Input.
[BEGIN]

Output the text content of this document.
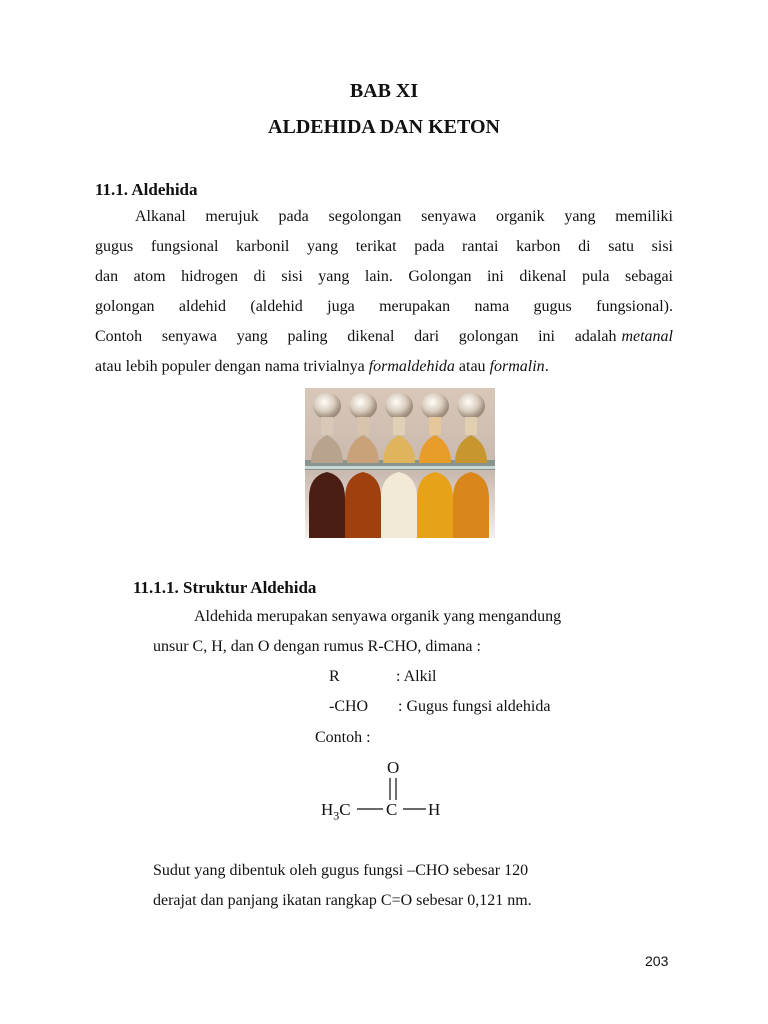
BAB XI
ALDEHIDA DAN KETON
11.1. Aldehida
Alkanal merujuk pada segolongan senyawa organik yang memiliki
gugus fungsional karbonil yang terikat pada rantai karbon di satu sisi
dan atom hidrogen di sisi yang lain. Golongan ini dikenal pula sebagai
golongan aldehid (aldehid juga merupakan nama gugus fungsional).
Contoh senyawa yang paling dikenal dari golongan ini adalah metanal
atau lebih populer dengan nama trivialnya formaldehida atau formalin.
11.1.1. Struktur Aldehida
Aldehida merupakan senyawa organik yang mengandung
unsur C, H, dan O dengan rumus R-CHO, dimana :
R	: Alkil
-CHO : Gugus fungsi aldehida
Contoh :
O
$H_3C$ C H
Sudut yang dibentuk oleh gugus fungsi –CHO sebesar 120
derajat dan panjang ikatan rangkap C=O sebesar 0,121 nm.
203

[END]

What the task requires. Where a line holds "yang", copy that line.

Response to the task.
Alkanal merujuk pada segolongan senyawa organik yang memiliki
gugus fungsional karbonil yang terikat pada rantai karbon di satu sisi
dan atom hidrogen di sisi yang lain. Golongan ini dikenal pula sebagai
Contoh senyawa yang paling dikenal dari golongan ini adalah metanal
Aldehida merupakan senyawa organik yang mengandung
Sudut yang dibentuk oleh gugus fungsi –CHO sebesar 120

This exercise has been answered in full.